Repeat all the records exactly, omitting pictures.

BEGIN Information provided

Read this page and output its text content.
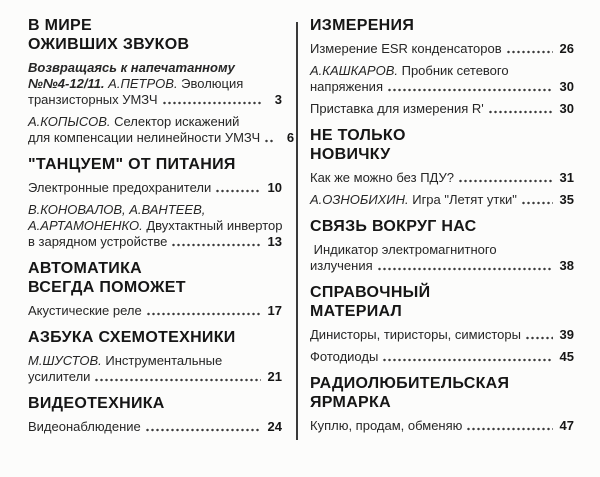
В МИРЕ
ОЖИВШИХ ЗВУКОВ
Возвращаясь к напечатанному
№№4-12/11. А.ПЕТРОВ. Эволюция
транзисторных УМЗЧ	3
А.КОПЫСОВ. Селектор искажений
для компенсации нелинейности УМЗЧ	6
"ТАНЦУЕМ" ОТ ПИТАНИЯ
Электронные предохранители	10
В.КОНОВАЛОВ, А.ВАНТЕЕВ,
А.АРТАМОНЕНКО. Двухтактный инвертор
в зарядном устройстве	13
АВТОМАТИКА
ВСЕГДА ПОМОЖЕТ
Акустические реле	17
АЗБУКА СХЕМОТЕХНИКИ
М.ШУСТОВ. Инструментальные
усилители	21
ВИДЕОТЕХНИКА
Видеонаблюдение	24
ИЗМЕРЕНИЯ
Измерение ESR конденсаторов	26
А.КАШКАРОВ. Пробник сетевого
напряжения	30
Приставка для измерения R'	30
НЕ ТОЛЬКО
НОВИЧКУ
Как же можно без ПДУ?	31
А.ОЗНОБИХИН. Игра "Летят утки"	35
СВЯЗЬ ВОКРУГ НАС
Индикатор электромагнитного
излучения	38
СПРАВОЧНЫЙ
МАТЕРИАЛ
Динисторы, тиристоры, симисторы	39
Фотодиоды	45
РАДИОЛЮБИТЕЛЬСКАЯ
ЯРМАРКА
Куплю, продам, обменяю	47
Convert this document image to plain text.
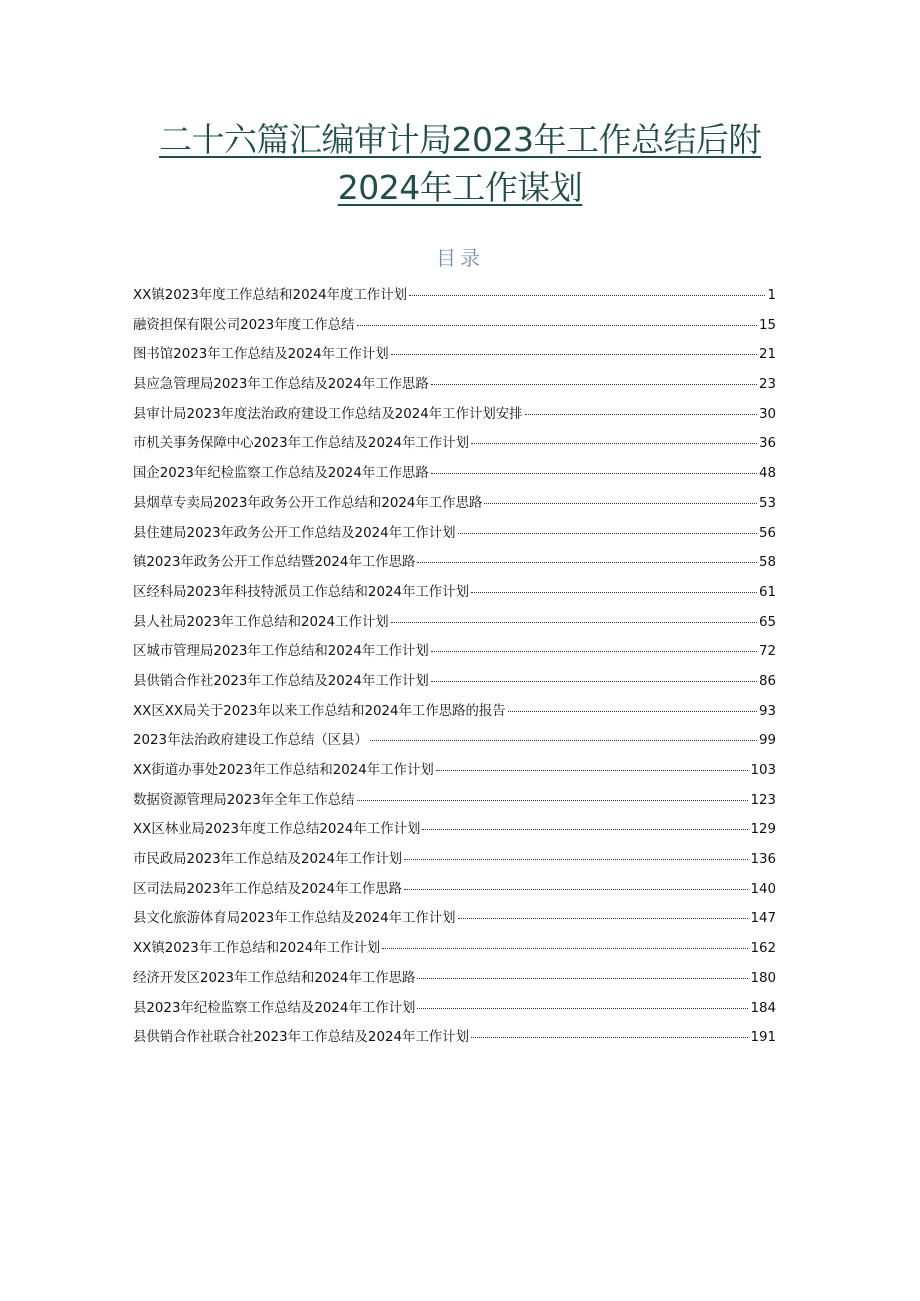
二十六篇汇编审计局2023年工作总结后附
2024年工作谋划
目录
XX镇2023年度工作总结和2024年度工作计划	1
融资担保有限公司2023年度工作总结	15
图书馆2023年工作总结及2024年工作计划	21
县应急管理局2023年工作总结及2024年工作思路	23
县审计局2023年度法治政府建设工作总结及2024年工作计划安排	30
市机关事务保障中心2023年工作总结及2024年工作计划	36
国企2023年纪检监察工作总结及2024年工作思路	48
县烟草专卖局2023年政务公开工作总结和2024年工作思路	53
县住建局2023年政务公开工作总结及2024年工作计划	56
镇2023年政务公开工作总结暨2024年工作思路	58
区经科局2023年科技特派员工作总结和2024年工作计划	61
县人社局2023年工作总结和2024工作计划	65
区城市管理局2023年工作总结和2024年工作计划	72
县供销合作社2023年工作总结及2024年工作计划	86
XX区XX局关于2023年以来工作总结和2024年工作思路的报告	93
2023年法治政府建设工作总结（区县）	99
XX街道办事处2023年工作总结和2024年工作计划	103
数据资源管理局2023年全年工作总结	123
XX区林业局2023年度工作总结2024年工作计划	129
市民政局2023年工作总结及2024年工作计划	136
区司法局2023年工作总结及2024年工作思路	140
县文化旅游体育局2023年工作总结及2024年工作计划	147
XX镇2023年工作总结和2024年工作计划	162
经济开发区2023年工作总结和2024年工作思路	180
县2023年纪检监察工作总结及2024年工作计划	184
县供销合作社联合社2023年工作总结及2024年工作计划	191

END Information provided

Expected answer →
Read this page and output its text content.
В МИРЕ
ОЖИВШИХ ЗВУКОВ
Возвращаясь к напечатанному
№№4-12/11. А.ПЕТРОВ. Эволюция
транзисторных УМЗЧ	3
А.КОПЫСОВ. Селектор искажений
для компенсации нелинейности УМЗЧ	6
"ТАНЦУЕМ" ОТ ПИТАНИЯ
Электронные предохранители	10
В.КОНОВАЛОВ, А.ВАНТЕЕВ,
А.АРТАМОНЕНКО. Двухтактный инвертор
в зарядном устройстве	13
АВТОМАТИКА
ВСЕГДА ПОМОЖЕТ
Акустические реле	17
АЗБУКА СХЕМОТЕХНИКИ
М.ШУСТОВ. Инструментальные
усилители	21
ВИДЕОТЕХНИКА
Видеонаблюдение	24
ИЗМЕРЕНИЯ
Измерение ESR конденсаторов	26
А.КАШКАРОВ. Пробник сетевого
напряжения	30
Приставка для измерения R'	30
НЕ ТОЛЬКО
НОВИЧКУ
Как же можно без ПДУ?	31
А.ОЗНОБИХИН. Игра "Летят утки"	35
СВЯЗЬ ВОКРУГ НАС
Индикатор электромагнитного
излучения	38
СПРАВОЧНЫЙ
МАТЕРИАЛ
Динисторы, тиристоры, симисторы	39
Фотодиоды	45
РАДИОЛЮБИТЕЛЬСКАЯ
ЯРМАРКА
Куплю, продам, обменяю	47
Convert this document image to plain text.
二十六篇汇编审计局2023年工作总结后附
2024年工作谋划
目录
XX镇2023年度工作总结和2024年度工作计划	1
融资担保有限公司2023年度工作总结	15
图书馆2023年工作总结及2024年工作计划	21
县应急管理局2023年工作总结及2024年工作思路	23
县审计局2023年度法治政府建设工作总结及2024年工作计划安排	30
市机关事务保障中心2023年工作总结及2024年工作计划	36
国企2023年纪检监察工作总结及2024年工作思路	48
县烟草专卖局2023年政务公开工作总结和2024年工作思路	53
县住建局2023年政务公开工作总结及2024年工作计划	56
镇2023年政务公开工作总结暨2024年工作思路	58
区经科局2023年科技特派员工作总结和2024年工作计划	61
县人社局2023年工作总结和2024工作计划	65
区城市管理局2023年工作总结和2024年工作计划	72
县供销合作社2023年工作总结及2024年工作计划	86
XX区XX局关于2023年以来工作总结和2024年工作思路的报告	93
2023年法治政府建设工作总结（区县）	99
XX街道办事处2023年工作总结和2024年工作计划	103
数据资源管理局2023年全年工作总结	123
XX区林业局2023年度工作总结2024年工作计划	129
市民政局2023年工作总结及2024年工作计划	136
区司法局2023年工作总结及2024年工作思路	140
县文化旅游体育局2023年工作总结及2024年工作计划	147
XX镇2023年工作总结和2024年工作计划	162
经济开发区2023年工作总结和2024年工作思路	180
县2023年纪检监察工作总结及2024年工作计划	184
县供销合作社联合社2023年工作总结及2024年工作计划	191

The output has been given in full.